───── Raw data ─────

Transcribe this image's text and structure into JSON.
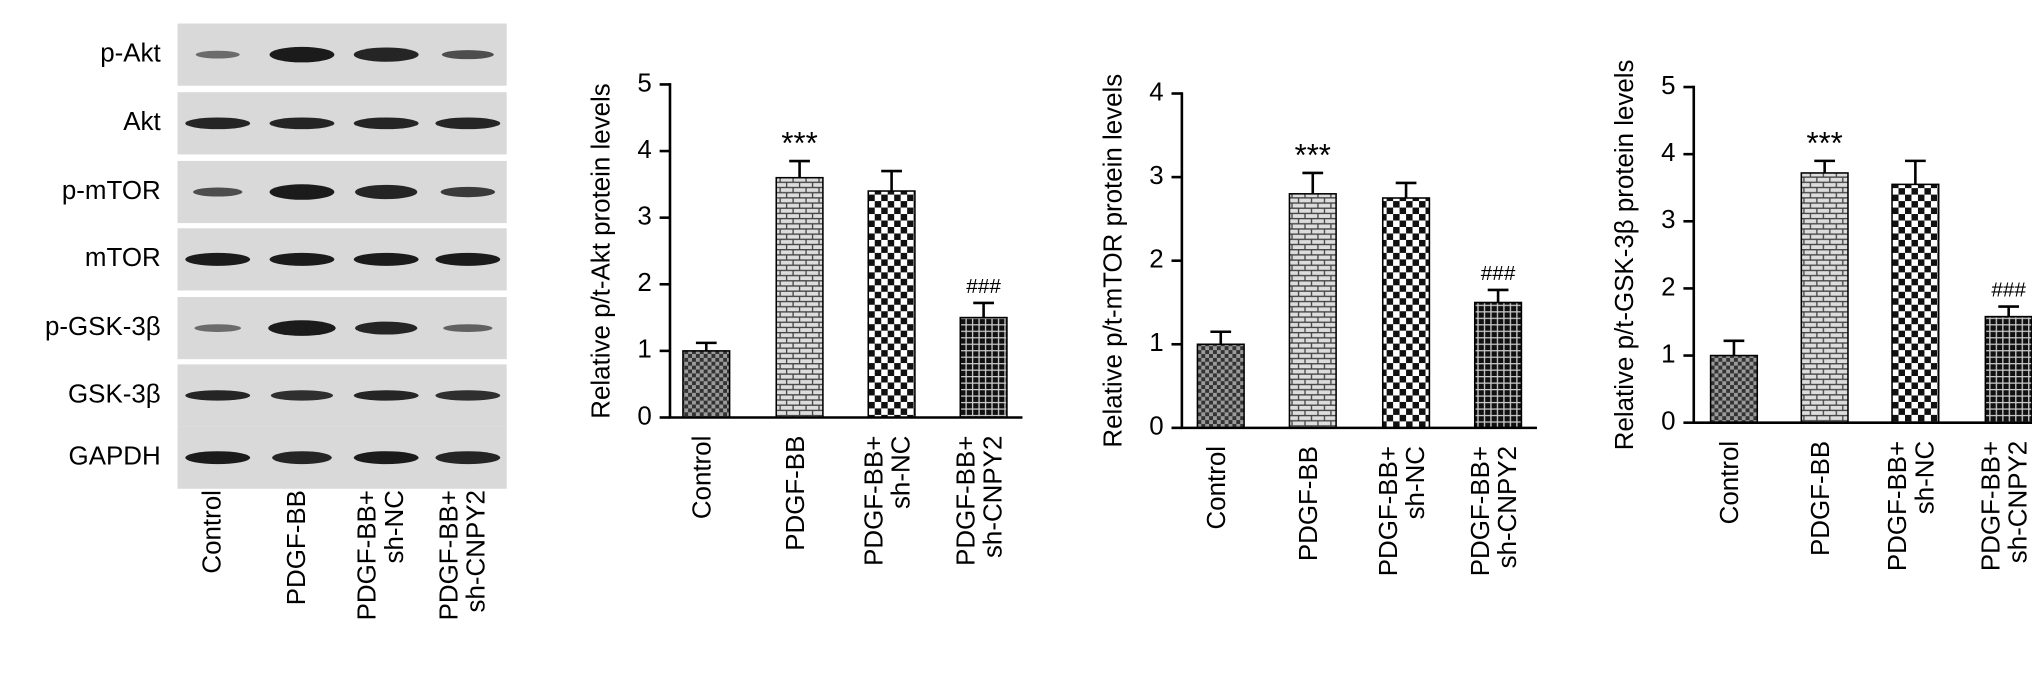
{
  "blot": {
    "row_labels": [
      "p-Akt",
      "Akt",
      "p-mTOR",
      "mTOR",
      "p-GSK-3β",
      "GSK-3β",
      "GAPDH"
    ],
    "lanes": [
      "Control",
      "PDGF-BB",
      "PDGF-BB+ sh-NC",
      "PDGF-BB+ sh-CNPY2"
    ]
  },
  "chart_data": [
    {
      "type": "bar",
      "y_label": "Relative p/t-Akt protein levels",
      "categories": [
        "Control",
        "PDGF-BB",
        "PDGF-BB+ sh-NC",
        "PDGF-BB+ sh-CNPY2"
      ],
      "values": [
        1.0,
        3.6,
        3.4,
        1.5
      ],
      "errors": [
        0.12,
        0.25,
        0.3,
        0.22
      ],
      "significance": [
        null,
        "***",
        null,
        "###"
      ],
      "ylim": [
        0,
        5
      ],
      "yticks": [
        0,
        1,
        2,
        3,
        4,
        5
      ],
      "bar_patterns": [
        "checker-fine",
        "brick",
        "checker",
        "grid"
      ],
      "color": "#000000"
    },
    {
      "type": "bar",
      "y_label": "Relative p/t-mTOR protein levels",
      "categories": [
        "Control",
        "PDGF-BB",
        "PDGF-BB+ sh-NC",
        "PDGF-BB+ sh-CNPY2"
      ],
      "values": [
        1.0,
        2.8,
        2.75,
        1.5
      ],
      "errors": [
        0.15,
        0.25,
        0.18,
        0.15
      ],
      "significance": [
        null,
        "***",
        null,
        "###"
      ],
      "ylim": [
        0,
        4
      ],
      "yticks": [
        0,
        1,
        2,
        3,
        4
      ],
      "bar_patterns": [
        "checker-fine",
        "brick",
        "checker",
        "grid"
      ],
      "color": "#000000"
    },
    {
      "type": "bar",
      "y_label": "Relative p/t-GSK-3β protein levels",
      "categories": [
        "Control",
        "PDGF-BB",
        "PDGF-BB+ sh-NC",
        "PDGF-BB+ sh-CNPY2"
      ],
      "values": [
        1.0,
        3.72,
        3.55,
        1.58
      ],
      "errors": [
        0.22,
        0.18,
        0.35,
        0.15
      ],
      "significance": [
        null,
        "***",
        null,
        "###"
      ],
      "ylim": [
        0,
        5
      ],
      "yticks": [
        0,
        1,
        2,
        3,
        4,
        5
      ],
      "bar_patterns": [
        "checker-fine",
        "brick",
        "checker",
        "grid"
      ],
      "color": "#000000"
    }
  ]
}
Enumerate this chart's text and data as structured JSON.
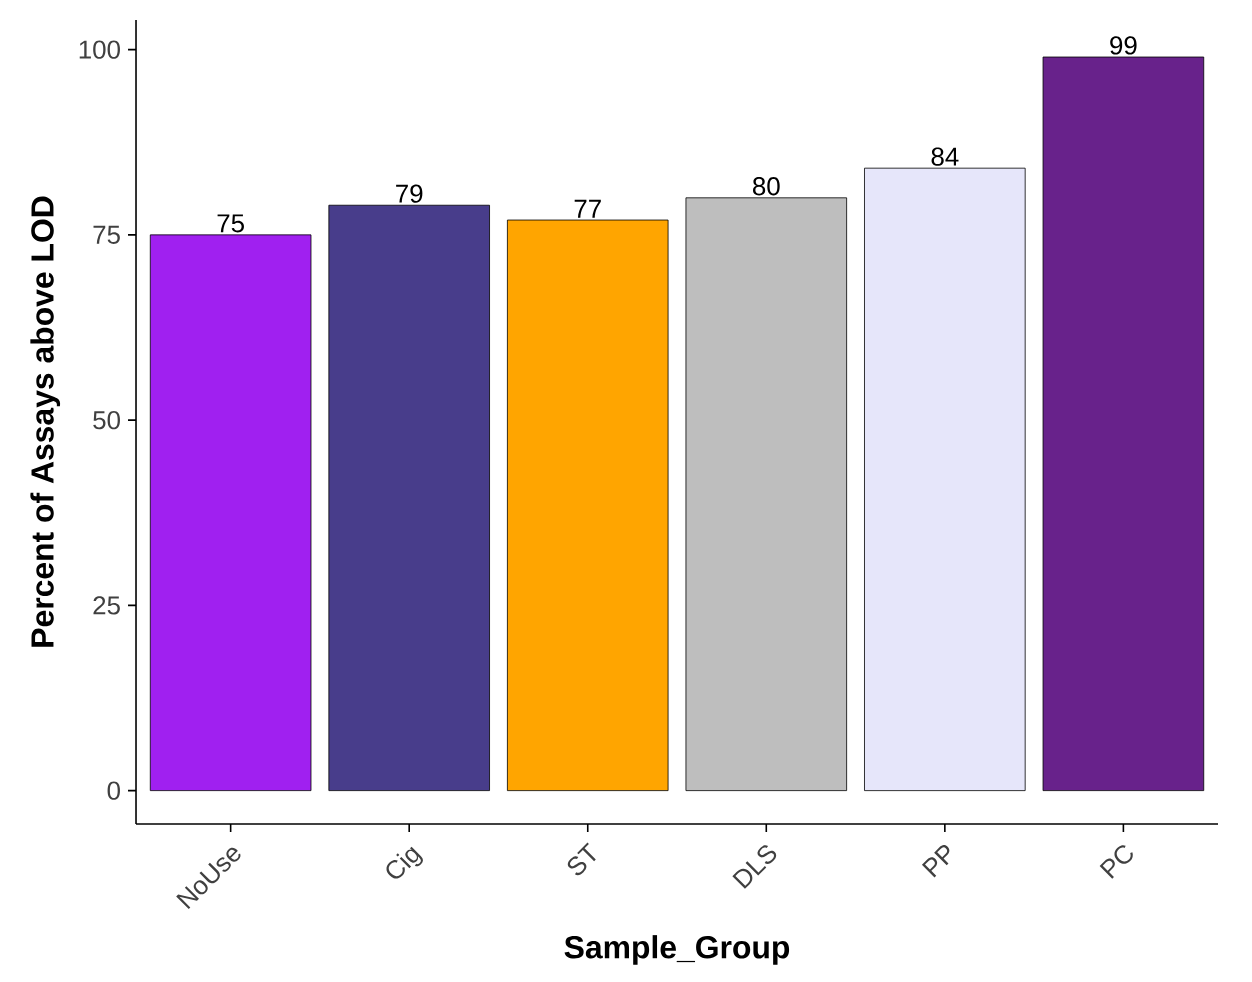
{
  "chart_data": {
    "type": "bar",
    "xlabel": "Sample_Group",
    "ylabel": "Percent of Assays above LOD",
    "categories": [
      "NoUse",
      "Cig",
      "ST",
      "DLS",
      "PP",
      "PC"
    ],
    "values": [
      75,
      79,
      77,
      80,
      84,
      99
    ],
    "colors": [
      "#a020f0",
      "#483d8b",
      "#ffa500",
      "#bebebe",
      "#e6e6fa",
      "#68228b"
    ],
    "ylim": [
      -4.5,
      104
    ],
    "yticks": [
      0,
      25,
      50,
      75,
      100
    ],
    "data_labels": true,
    "grid": false
  }
}
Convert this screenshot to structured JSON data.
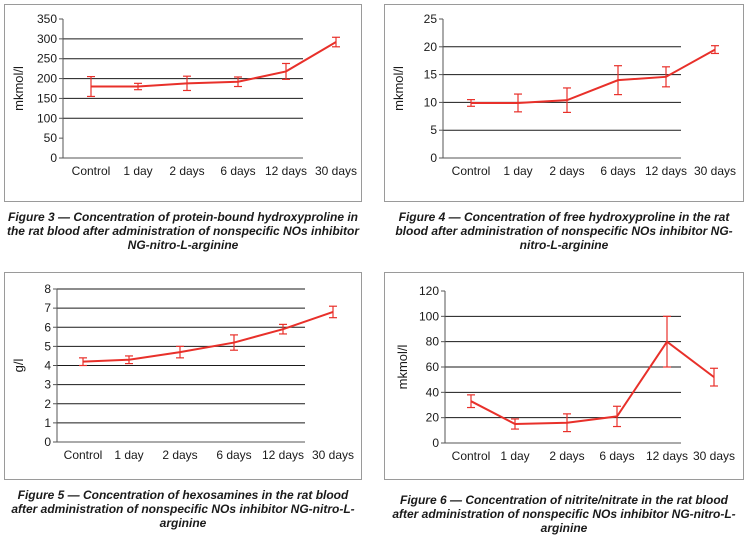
{
  "chart_data": [
    {
      "type": "line",
      "categories": [
        "Control",
        "1 day",
        "2 days",
        "6 days",
        "12 days",
        "30 days"
      ],
      "series": [
        {
          "values": [
            180,
            180,
            188,
            192,
            218,
            292
          ],
          "error": [
            25,
            8,
            18,
            12,
            20,
            12
          ]
        }
      ],
      "ylabel": "mkmol/l",
      "ylim": [
        0,
        350
      ],
      "yticks": [
        0,
        50,
        100,
        150,
        200,
        250,
        300,
        350
      ],
      "major_gridlines": [
        100,
        150,
        200,
        250,
        300
      ],
      "line_color": "#e8302a",
      "caption": "Figure 3 — Concentration of protein-bound hydroxyproline in the rat blood after administration of nonspecific NOs inhibitor NG-nitro-L-arginine"
    },
    {
      "type": "line",
      "categories": [
        "Control",
        "1 day",
        "2 days",
        "6 days",
        "12 days",
        "30 days"
      ],
      "series": [
        {
          "values": [
            9.9,
            9.9,
            10.4,
            14.0,
            14.6,
            19.5
          ],
          "error": [
            0.6,
            1.6,
            2.2,
            2.6,
            1.8,
            0.7
          ]
        }
      ],
      "ylabel": "mkmol/l",
      "ylim": [
        0,
        25
      ],
      "yticks": [
        0,
        5,
        10,
        15,
        20,
        25
      ],
      "major_gridlines": [
        5,
        10,
        15,
        20
      ],
      "line_color": "#e8302a",
      "caption": "Figure 4 — Concentration of free hydroxyproline in the rat blood after administration of nonspecific NOs inhibitor NG-nitro-L-arginine"
    },
    {
      "type": "line",
      "categories": [
        "Control",
        "1 day",
        "2 days",
        "6 days",
        "12 days",
        "30 days"
      ],
      "series": [
        {
          "values": [
            4.2,
            4.3,
            4.7,
            5.2,
            5.9,
            6.8
          ],
          "error": [
            0.2,
            0.2,
            0.3,
            0.4,
            0.25,
            0.3
          ]
        }
      ],
      "ylabel": "g/l",
      "ylim": [
        0,
        8
      ],
      "yticks": [
        0,
        1,
        2,
        3,
        4,
        5,
        6,
        7,
        8
      ],
      "major_gridlines": [
        1,
        2,
        3,
        4,
        5,
        6,
        7,
        8
      ],
      "line_color": "#e8302a",
      "caption": "Figure 5 — Concentration of hexosamines in the rat blood after administration of nonspecific NOs inhibitor NG-nitro-L-arginine"
    },
    {
      "type": "line",
      "categories": [
        "Control",
        "1 day",
        "2 days",
        "6 days",
        "12 days",
        "30 days"
      ],
      "series": [
        {
          "values": [
            33,
            15,
            16,
            21,
            80,
            52
          ],
          "error": [
            5,
            4,
            7,
            8,
            20,
            7
          ]
        }
      ],
      "ylabel": "mkmol/l",
      "ylim": [
        0,
        120
      ],
      "yticks": [
        0,
        20,
        40,
        60,
        80,
        100,
        120
      ],
      "major_gridlines": [
        20,
        40,
        60,
        80,
        100
      ],
      "line_color": "#e8302a",
      "caption": "Figure 6 — Concentration of nitrite/nitrate in the rat blood after administration of nonspecific NOs inhibitor NG-nitro-L-arginine"
    }
  ]
}
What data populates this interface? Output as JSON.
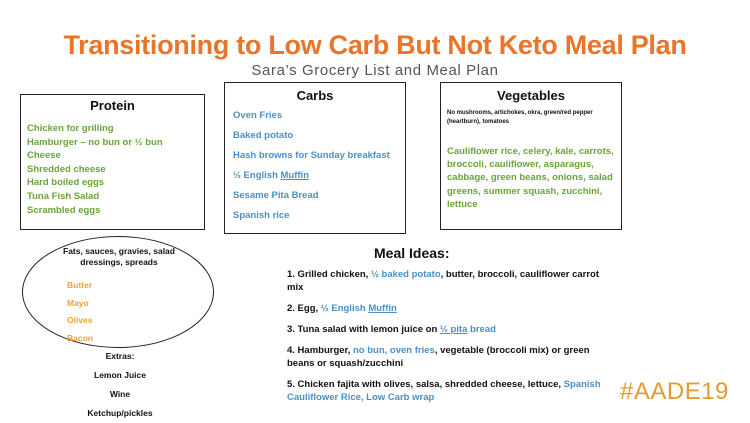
{
  "header": {
    "title": "Transitioning to Low Carb But Not Keto Meal Plan",
    "subtitle": "Sara’s Grocery List and Meal Plan"
  },
  "colors": {
    "title": "#e8752a",
    "green": "#6aa43b",
    "blue": "#4a90c8",
    "orange": "#e8a23a",
    "logo": "#e39a33"
  },
  "protein": {
    "heading": "Protein",
    "items": [
      "Chicken for grilling",
      "Hamburger – no bun or ½ bun",
      "Cheese",
      "Shredded cheese",
      "Hard boiled eggs",
      "Tuna Fish Salad",
      "Scrambled eggs"
    ]
  },
  "carbs": {
    "heading": "Carbs",
    "items": [
      "Oven Fries",
      "Baked potato",
      "Hash browns for Sunday breakfast",
      "½ English ",
      "Muffin",
      "Sesame Pita Bread",
      "Spanish rice"
    ]
  },
  "vegetables": {
    "heading": "Vegetables",
    "note": "No mushrooms, artichokes, okra, green/red pepper (heartburn), tomatoes",
    "items": "Cauliflower rice, celery, kale, carrots, broccoli, cauliflower, asparagus, cabbage, green beans, onions, salad greens, summer squash, zucchini, lettuce"
  },
  "fats": {
    "heading": "Fats, sauces, gravies, salad dressings, spreads",
    "items": [
      "Butter",
      "Mayo",
      "Olives",
      "Bacon"
    ]
  },
  "extras": {
    "heading": "Extras:",
    "items": [
      "Lemon Juice",
      "Wine",
      "Ketchup/pickles"
    ]
  },
  "meals": {
    "heading": "Meal Ideas:",
    "m1a": "1. Grilled chicken, ",
    "m1b": "½ baked potato",
    "m1c": ", butter, broccoli, cauliflower carrot mix",
    "m2a": "2. Egg, ",
    "m2b": "½ English ",
    "m2c": "Muffin",
    "m3a": "3. Tuna salad with lemon juice on ",
    "m3b": "½ pita",
    "m3c": " bread",
    "m4a": "4. Hamburger, ",
    "m4b": "no bun, oven fries",
    "m4c": ", vegetable (broccoli mix) or green beans or squash/zucchini",
    "m5a": "5. Chicken fajita with olives, salsa, shredded cheese, lettuce, ",
    "m5b": "Spanish Cauliflower Rice, Low Carb wrap"
  },
  "logo": {
    "text": "#AADE19"
  }
}
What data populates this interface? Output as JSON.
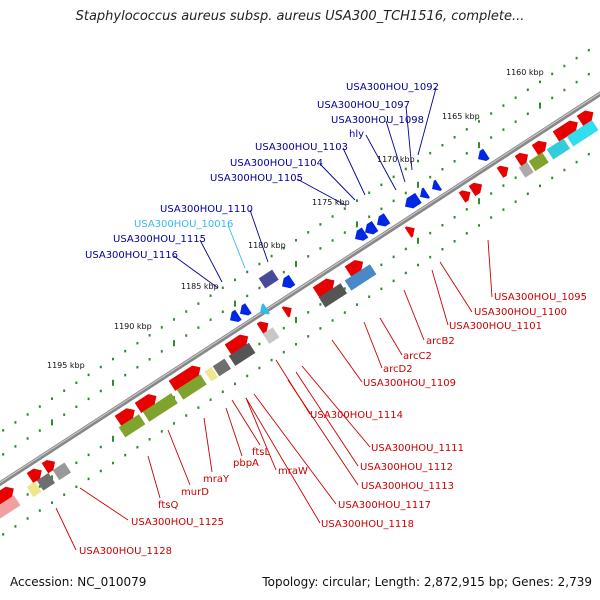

─────

> _Work item_
Return every line of the material in which the word "lettuce" is found.

> _Response area_
    "items": "Cauliflower rice, celery, kale, carrots, broccoli, cauliflower, asparagus, cabbage, green beans, onions, salad greens, summer squash, zucchini, lettuce"
    "m5a": "5. Chicken fajita with olives, salsa, shredded cheese, lettuce, ",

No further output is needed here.